* Task description: Give back the full listing verbatim, apart from its images.

-- START OF Input records --

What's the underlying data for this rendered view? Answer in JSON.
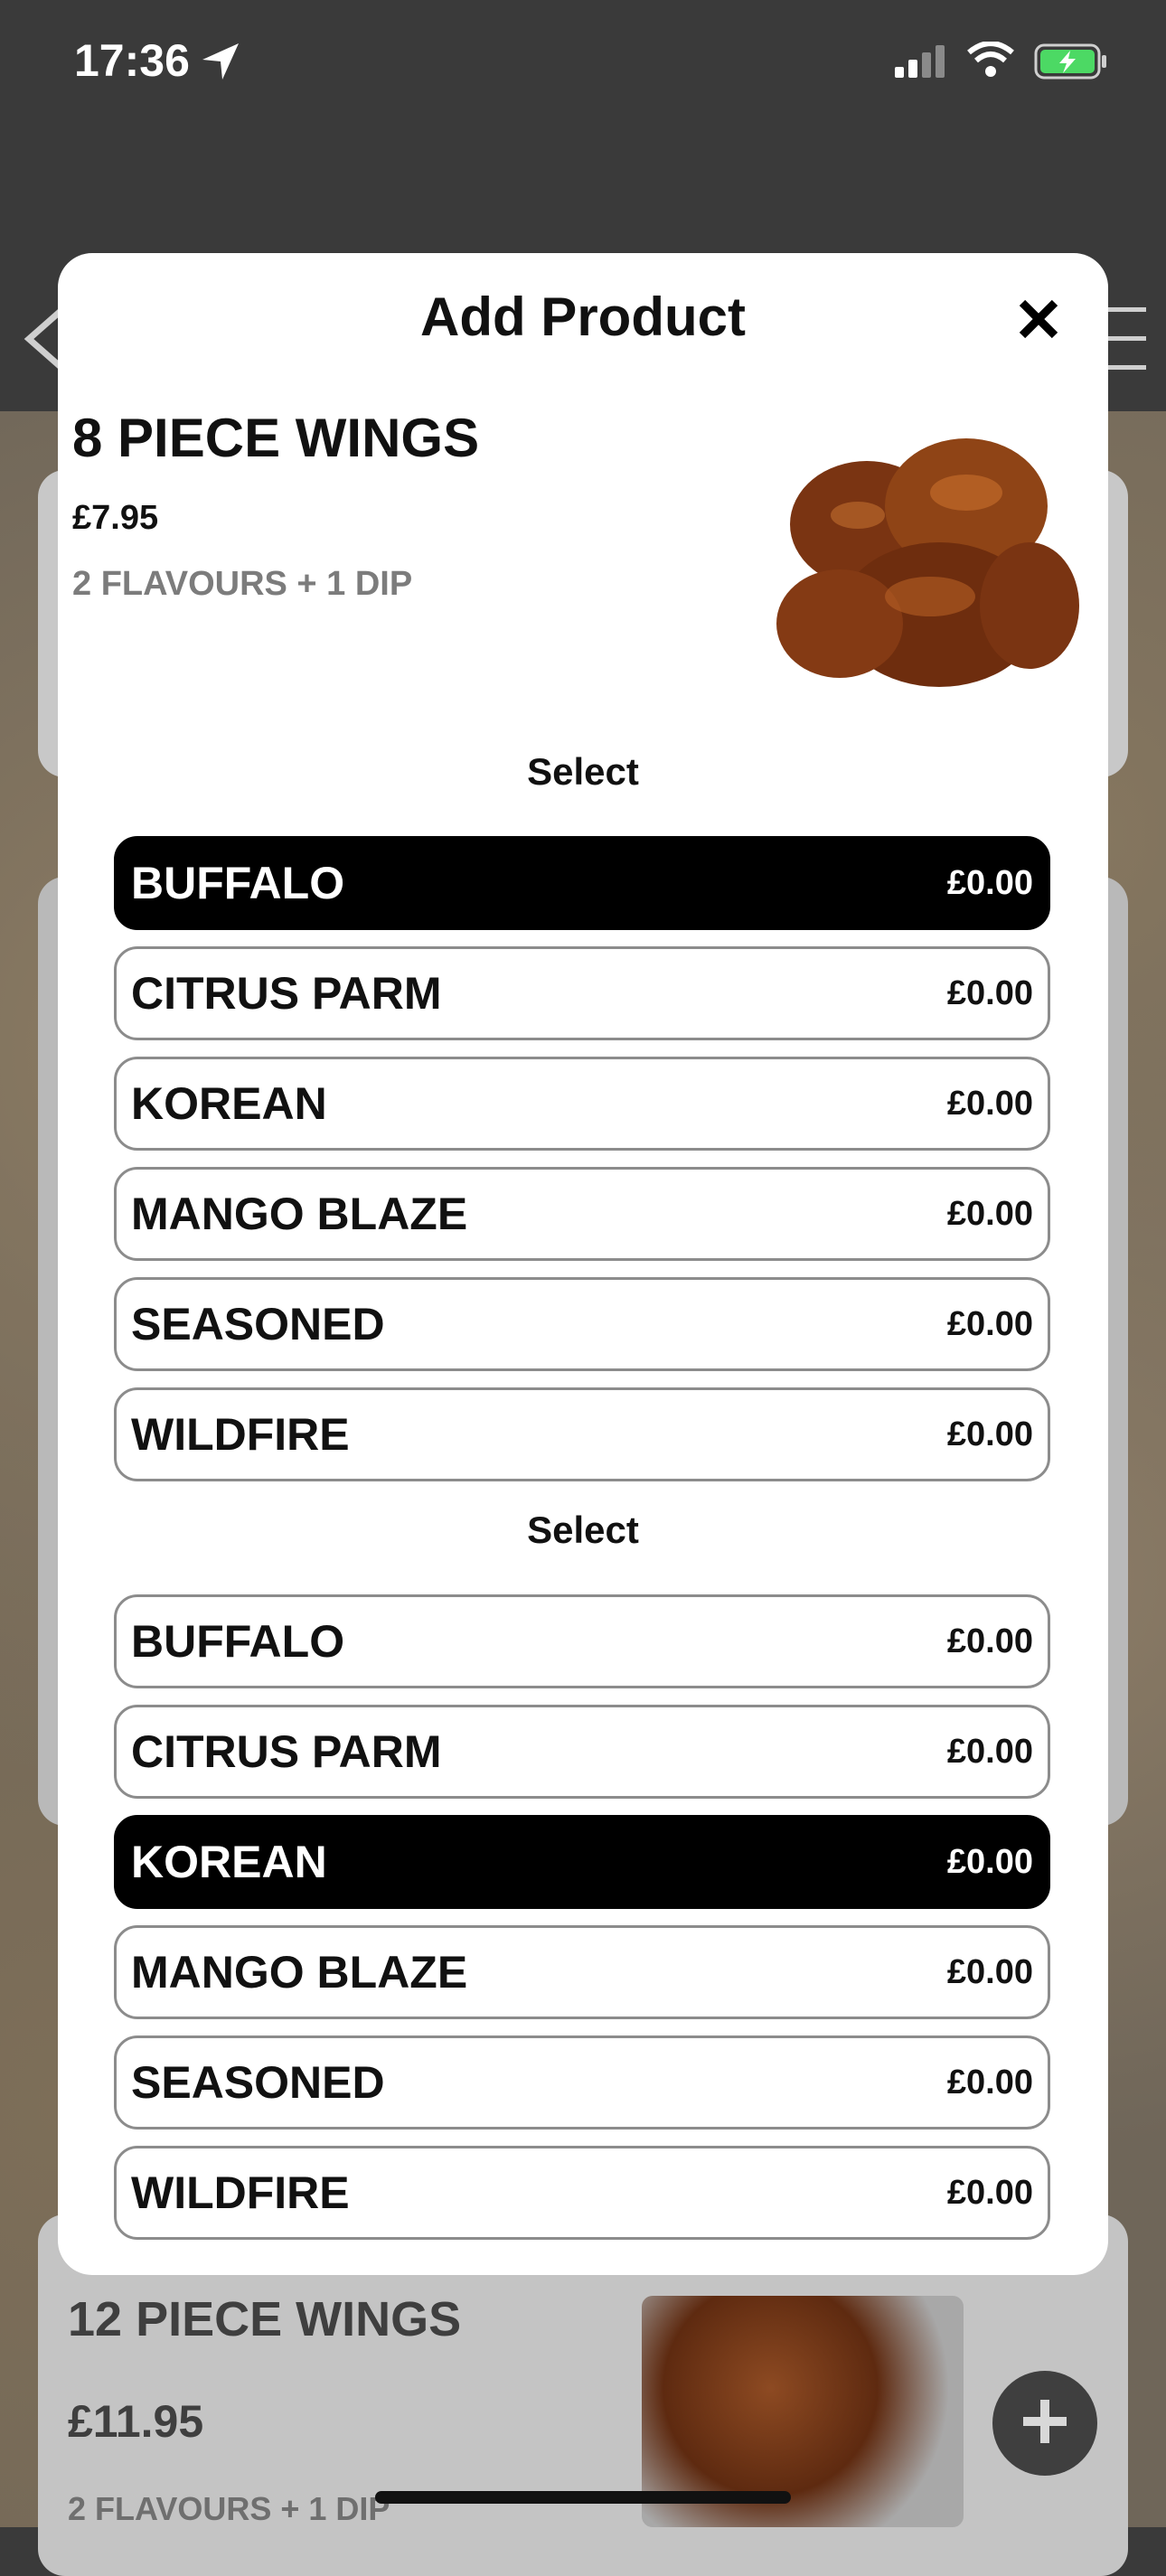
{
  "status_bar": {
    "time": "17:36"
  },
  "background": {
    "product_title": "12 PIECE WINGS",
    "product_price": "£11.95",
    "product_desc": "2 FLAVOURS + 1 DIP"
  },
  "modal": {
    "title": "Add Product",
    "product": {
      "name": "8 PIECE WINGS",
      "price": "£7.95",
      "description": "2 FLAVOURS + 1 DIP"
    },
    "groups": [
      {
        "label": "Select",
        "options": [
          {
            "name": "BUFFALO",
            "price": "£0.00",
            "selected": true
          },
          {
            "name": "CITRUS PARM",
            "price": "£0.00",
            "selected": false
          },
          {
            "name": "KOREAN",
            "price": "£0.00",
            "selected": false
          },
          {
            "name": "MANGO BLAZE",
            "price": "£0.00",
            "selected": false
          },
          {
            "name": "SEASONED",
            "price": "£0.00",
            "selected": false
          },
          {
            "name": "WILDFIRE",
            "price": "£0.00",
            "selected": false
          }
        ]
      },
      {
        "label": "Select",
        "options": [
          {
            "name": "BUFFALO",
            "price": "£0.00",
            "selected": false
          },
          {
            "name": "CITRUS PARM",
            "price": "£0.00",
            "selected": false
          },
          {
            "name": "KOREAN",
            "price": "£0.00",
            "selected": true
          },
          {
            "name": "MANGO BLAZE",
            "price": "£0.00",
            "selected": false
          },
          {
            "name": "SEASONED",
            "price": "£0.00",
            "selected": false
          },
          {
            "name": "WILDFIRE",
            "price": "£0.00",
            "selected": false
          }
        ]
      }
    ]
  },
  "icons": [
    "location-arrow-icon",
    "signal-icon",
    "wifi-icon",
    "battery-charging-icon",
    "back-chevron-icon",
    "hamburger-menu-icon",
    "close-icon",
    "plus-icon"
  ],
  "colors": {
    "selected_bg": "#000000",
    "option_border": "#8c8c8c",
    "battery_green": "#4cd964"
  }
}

-- END OF Input records --

* Exercise result:
What's the underlying data for this rendered view? Answer in JSON.
{
  "status_bar": {
    "time": "17:36"
  },
  "background": {
    "product_title": "12 PIECE WINGS",
    "product_price": "£11.95",
    "product_desc": "2 FLAVOURS + 1 DIP"
  },
  "modal": {
    "title": "Add Product",
    "product": {
      "name": "8 PIECE WINGS",
      "price": "£7.95",
      "description": "2 FLAVOURS + 1 DIP"
    },
    "groups": [
      {
        "label": "Select",
        "options": [
          {
            "name": "BUFFALO",
            "price": "£0.00",
            "selected": true
          },
          {
            "name": "CITRUS PARM",
            "price": "£0.00",
            "selected": false
          },
          {
            "name": "KOREAN",
            "price": "£0.00",
            "selected": false
          },
          {
            "name": "MANGO BLAZE",
            "price": "£0.00",
            "selected": false
          },
          {
            "name": "SEASONED",
            "price": "£0.00",
            "selected": false
          },
          {
            "name": "WILDFIRE",
            "price": "£0.00",
            "selected": false
          }
        ]
      },
      {
        "label": "Select",
        "options": [
          {
            "name": "BUFFALO",
            "price": "£0.00",
            "selected": false
          },
          {
            "name": "CITRUS PARM",
            "price": "£0.00",
            "selected": false
          },
          {
            "name": "KOREAN",
            "price": "£0.00",
            "selected": true
          },
          {
            "name": "MANGO BLAZE",
            "price": "£0.00",
            "selected": false
          },
          {
            "name": "SEASONED",
            "price": "£0.00",
            "selected": false
          },
          {
            "name": "WILDFIRE",
            "price": "£0.00",
            "selected": false
          }
        ]
      }
    ]
  },
  "icons": [
    "location-arrow-icon",
    "signal-icon",
    "wifi-icon",
    "battery-charging-icon",
    "back-chevron-icon",
    "hamburger-menu-icon",
    "close-icon",
    "plus-icon"
  ],
  "colors": {
    "selected_bg": "#000000",
    "option_border": "#8c8c8c",
    "battery_green": "#4cd964"
  }
}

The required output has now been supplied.